- [Data in this exercise]
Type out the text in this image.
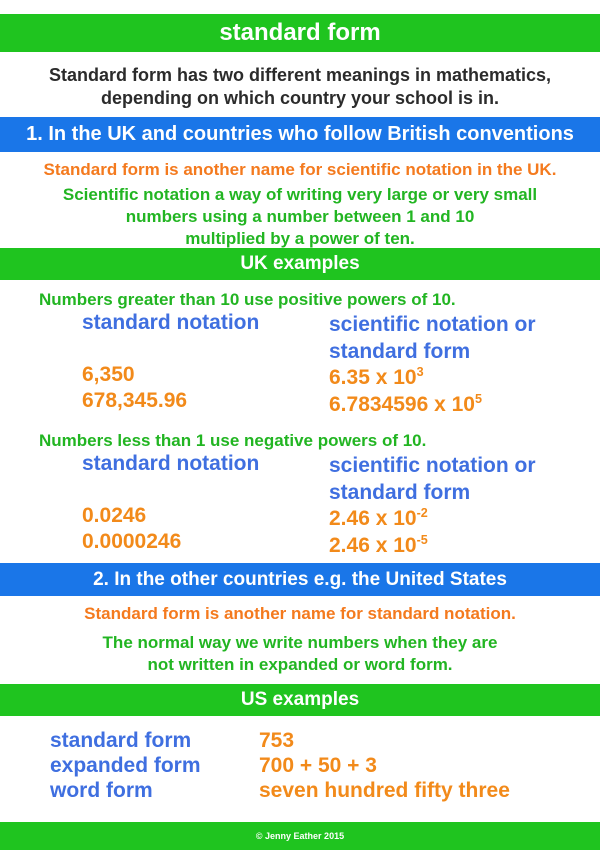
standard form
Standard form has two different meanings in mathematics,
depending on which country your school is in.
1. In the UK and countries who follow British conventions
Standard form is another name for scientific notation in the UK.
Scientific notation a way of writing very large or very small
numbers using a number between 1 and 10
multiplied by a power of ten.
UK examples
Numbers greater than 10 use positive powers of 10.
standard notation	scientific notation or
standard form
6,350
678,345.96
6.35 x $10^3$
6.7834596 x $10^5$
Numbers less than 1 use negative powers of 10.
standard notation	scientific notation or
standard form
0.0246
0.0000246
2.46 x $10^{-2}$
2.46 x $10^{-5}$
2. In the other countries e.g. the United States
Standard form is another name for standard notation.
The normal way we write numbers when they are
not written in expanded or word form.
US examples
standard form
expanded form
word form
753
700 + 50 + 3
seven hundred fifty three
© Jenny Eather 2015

- [Task description]
Find "name". Copy every line it occurs in.

- [Exercise response]
Standard form is another name for scientific notation in the UK.
Standard form is another name for standard notation.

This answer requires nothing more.